▸ **WHAT IS ASKED**:
From the listing below, extract every line containing "leadership".

[Stored items from a collection]
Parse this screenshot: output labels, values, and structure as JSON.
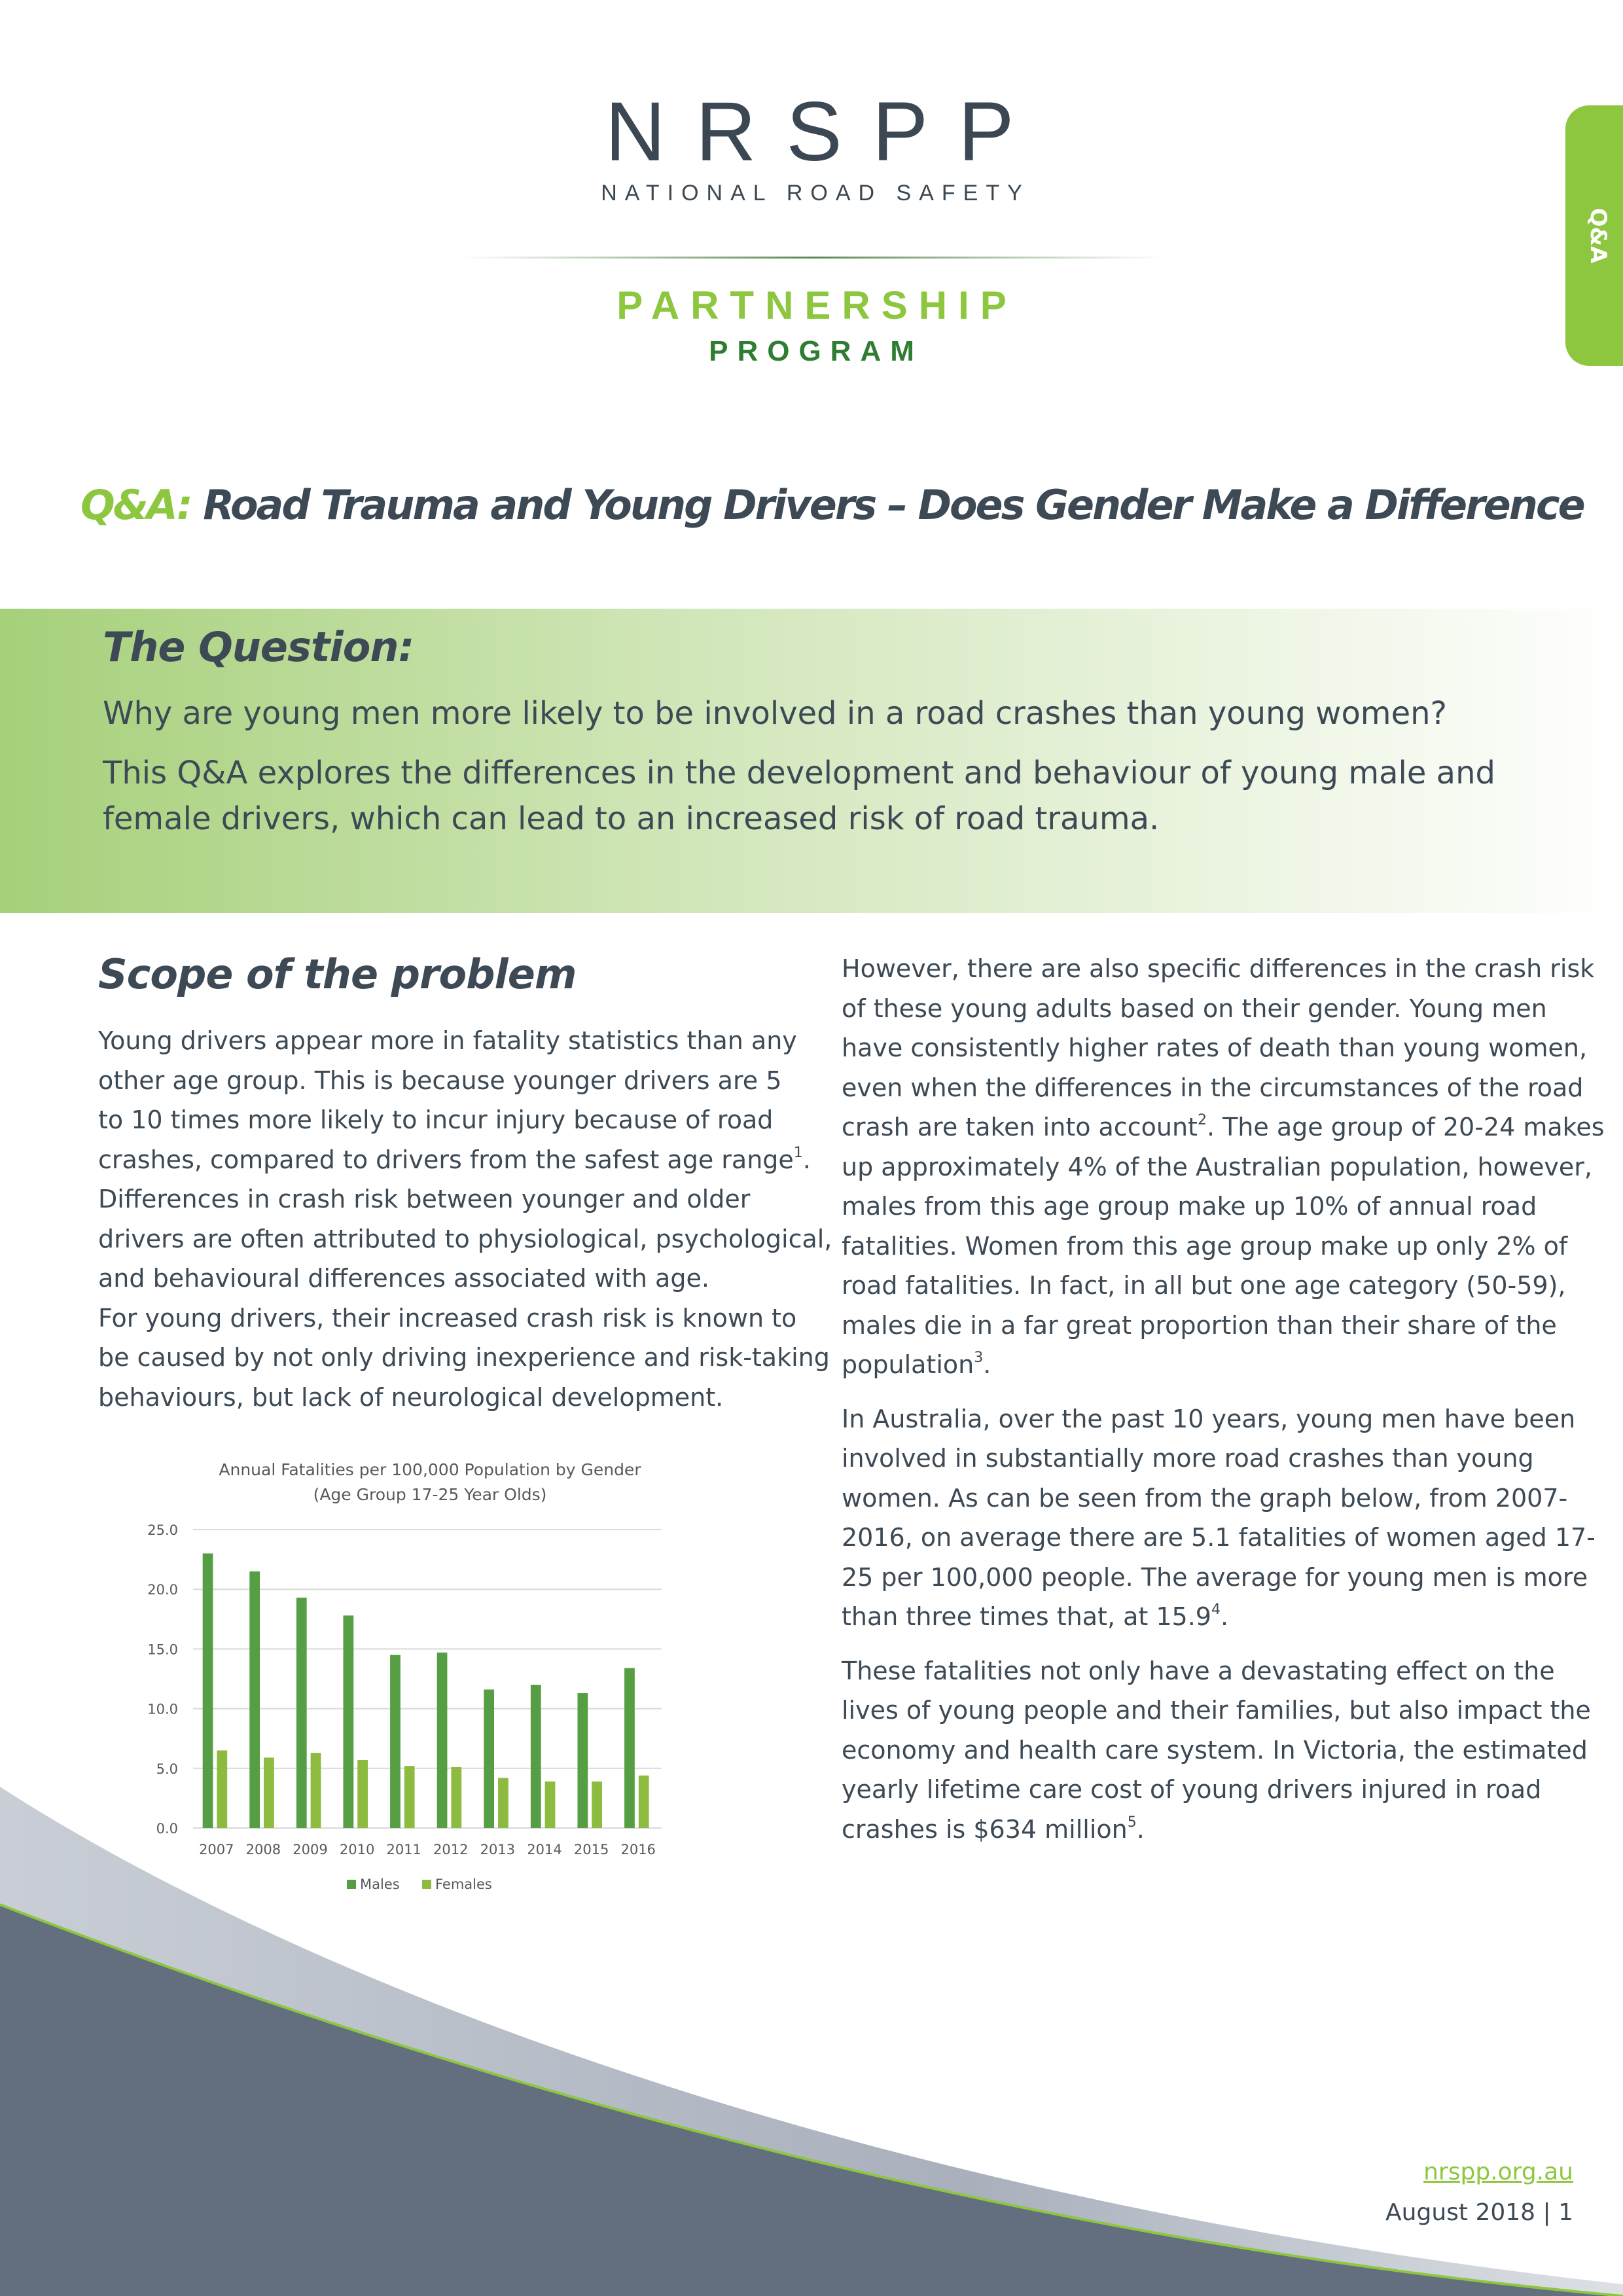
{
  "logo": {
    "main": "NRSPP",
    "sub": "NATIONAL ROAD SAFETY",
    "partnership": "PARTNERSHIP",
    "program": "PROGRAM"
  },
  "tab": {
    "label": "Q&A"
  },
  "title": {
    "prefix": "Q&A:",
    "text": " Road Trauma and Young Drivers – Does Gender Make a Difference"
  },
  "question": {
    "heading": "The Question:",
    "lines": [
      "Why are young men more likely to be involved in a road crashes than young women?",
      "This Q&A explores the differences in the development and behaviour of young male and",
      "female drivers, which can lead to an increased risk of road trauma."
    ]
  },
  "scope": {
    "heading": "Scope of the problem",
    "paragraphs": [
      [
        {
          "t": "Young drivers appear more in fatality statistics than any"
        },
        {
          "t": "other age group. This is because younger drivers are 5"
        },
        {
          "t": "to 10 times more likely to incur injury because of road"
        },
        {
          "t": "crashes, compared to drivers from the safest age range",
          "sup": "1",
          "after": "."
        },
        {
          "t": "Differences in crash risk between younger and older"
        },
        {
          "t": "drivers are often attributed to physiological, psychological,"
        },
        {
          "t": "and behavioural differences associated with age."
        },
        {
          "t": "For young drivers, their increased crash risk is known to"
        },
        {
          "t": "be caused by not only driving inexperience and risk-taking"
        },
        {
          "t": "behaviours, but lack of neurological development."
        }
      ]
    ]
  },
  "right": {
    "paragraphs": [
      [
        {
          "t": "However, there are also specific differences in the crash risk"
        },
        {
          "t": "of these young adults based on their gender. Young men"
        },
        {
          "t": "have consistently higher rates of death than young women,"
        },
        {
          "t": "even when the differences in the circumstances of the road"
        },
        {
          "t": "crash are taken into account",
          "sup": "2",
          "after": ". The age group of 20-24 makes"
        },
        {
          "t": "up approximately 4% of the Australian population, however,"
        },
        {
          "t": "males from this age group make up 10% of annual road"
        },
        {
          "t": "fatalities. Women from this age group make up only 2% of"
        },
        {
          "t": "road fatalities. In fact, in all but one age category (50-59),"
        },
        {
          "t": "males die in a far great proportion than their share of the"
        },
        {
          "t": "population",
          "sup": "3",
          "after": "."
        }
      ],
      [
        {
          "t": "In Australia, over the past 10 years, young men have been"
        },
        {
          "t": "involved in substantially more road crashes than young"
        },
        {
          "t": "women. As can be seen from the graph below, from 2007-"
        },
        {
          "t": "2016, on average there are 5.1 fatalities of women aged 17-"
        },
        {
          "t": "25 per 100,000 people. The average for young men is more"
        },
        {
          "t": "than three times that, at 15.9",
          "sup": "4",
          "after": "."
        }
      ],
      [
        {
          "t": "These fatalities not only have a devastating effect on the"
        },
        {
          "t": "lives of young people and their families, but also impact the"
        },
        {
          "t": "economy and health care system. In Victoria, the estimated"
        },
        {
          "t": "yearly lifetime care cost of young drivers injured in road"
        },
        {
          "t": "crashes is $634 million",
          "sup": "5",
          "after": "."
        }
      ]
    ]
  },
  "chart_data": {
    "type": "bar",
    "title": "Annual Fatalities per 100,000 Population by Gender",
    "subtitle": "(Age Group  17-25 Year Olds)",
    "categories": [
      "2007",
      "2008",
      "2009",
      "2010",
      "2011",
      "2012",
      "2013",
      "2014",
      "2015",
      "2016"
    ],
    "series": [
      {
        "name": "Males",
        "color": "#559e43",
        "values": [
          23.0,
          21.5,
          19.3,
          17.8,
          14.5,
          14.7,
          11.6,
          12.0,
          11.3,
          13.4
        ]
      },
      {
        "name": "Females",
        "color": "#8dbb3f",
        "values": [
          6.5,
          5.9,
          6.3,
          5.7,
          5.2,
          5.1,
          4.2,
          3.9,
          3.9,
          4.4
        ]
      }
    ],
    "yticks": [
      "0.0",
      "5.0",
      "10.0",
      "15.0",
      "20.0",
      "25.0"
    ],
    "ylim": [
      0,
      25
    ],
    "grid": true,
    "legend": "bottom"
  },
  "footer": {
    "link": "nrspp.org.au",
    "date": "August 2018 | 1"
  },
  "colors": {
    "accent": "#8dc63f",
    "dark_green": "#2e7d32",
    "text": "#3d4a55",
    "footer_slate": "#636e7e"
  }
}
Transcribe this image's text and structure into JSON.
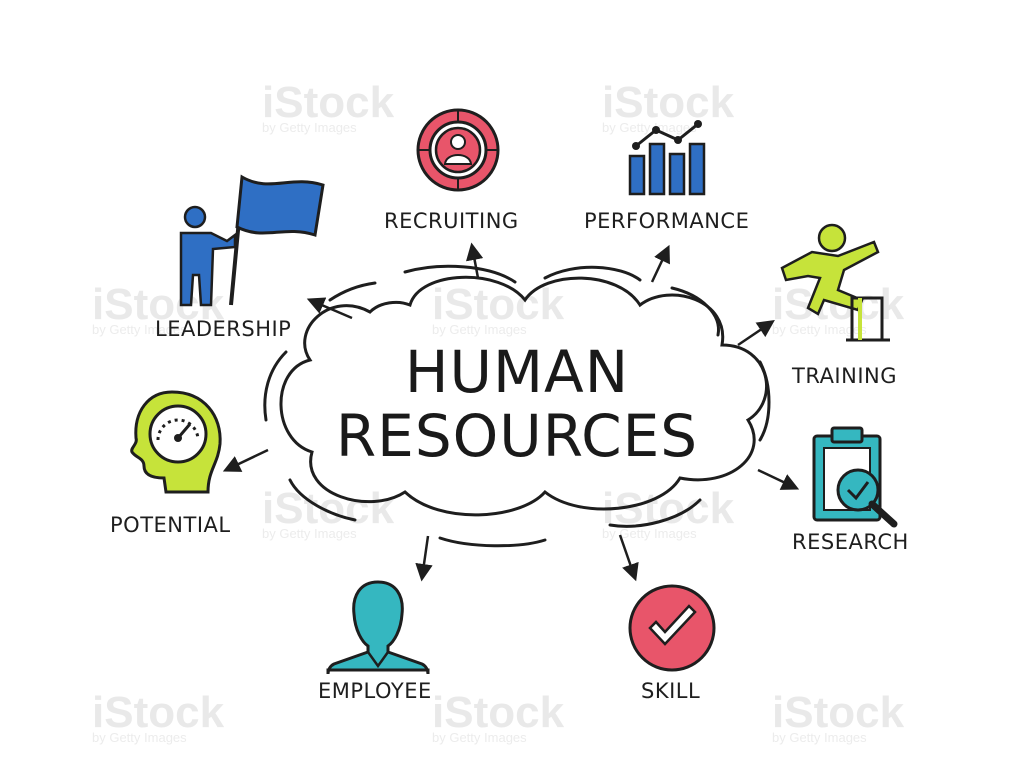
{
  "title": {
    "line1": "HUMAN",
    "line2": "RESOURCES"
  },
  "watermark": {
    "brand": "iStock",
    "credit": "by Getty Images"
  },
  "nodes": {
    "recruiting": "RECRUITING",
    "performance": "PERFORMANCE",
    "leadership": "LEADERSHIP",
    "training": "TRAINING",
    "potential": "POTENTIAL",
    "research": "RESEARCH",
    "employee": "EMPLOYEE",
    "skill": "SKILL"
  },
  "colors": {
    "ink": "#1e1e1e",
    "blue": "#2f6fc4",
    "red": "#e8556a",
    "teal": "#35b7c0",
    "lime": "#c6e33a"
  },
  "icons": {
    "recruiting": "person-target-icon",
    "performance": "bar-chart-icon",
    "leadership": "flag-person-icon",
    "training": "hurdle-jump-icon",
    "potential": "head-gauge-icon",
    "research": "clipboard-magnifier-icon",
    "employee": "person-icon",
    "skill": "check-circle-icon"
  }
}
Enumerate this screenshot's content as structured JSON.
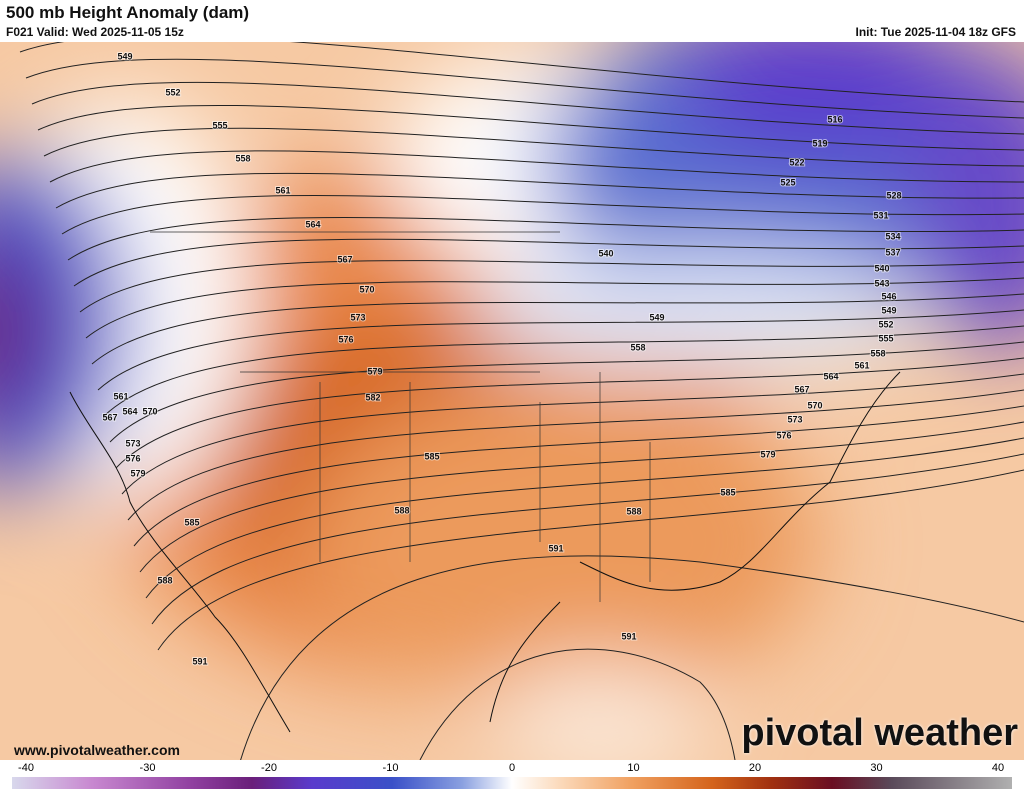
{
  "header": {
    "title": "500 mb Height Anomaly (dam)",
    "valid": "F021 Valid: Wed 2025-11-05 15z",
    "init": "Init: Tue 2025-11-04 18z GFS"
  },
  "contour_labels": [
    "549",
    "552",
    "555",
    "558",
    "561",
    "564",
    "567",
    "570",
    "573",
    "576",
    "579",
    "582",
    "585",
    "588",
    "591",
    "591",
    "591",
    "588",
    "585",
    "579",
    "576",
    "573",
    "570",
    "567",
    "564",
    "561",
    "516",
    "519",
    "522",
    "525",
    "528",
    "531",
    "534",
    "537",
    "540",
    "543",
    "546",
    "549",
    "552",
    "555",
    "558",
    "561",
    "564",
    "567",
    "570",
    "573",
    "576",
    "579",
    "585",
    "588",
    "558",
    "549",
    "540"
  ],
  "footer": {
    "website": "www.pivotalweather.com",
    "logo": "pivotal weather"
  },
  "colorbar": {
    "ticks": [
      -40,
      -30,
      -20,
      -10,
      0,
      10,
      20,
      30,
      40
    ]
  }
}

▸ **THE ANSWER**:
    "leadership": "LEADERSHIP",
    "leadership": "flag-person-icon",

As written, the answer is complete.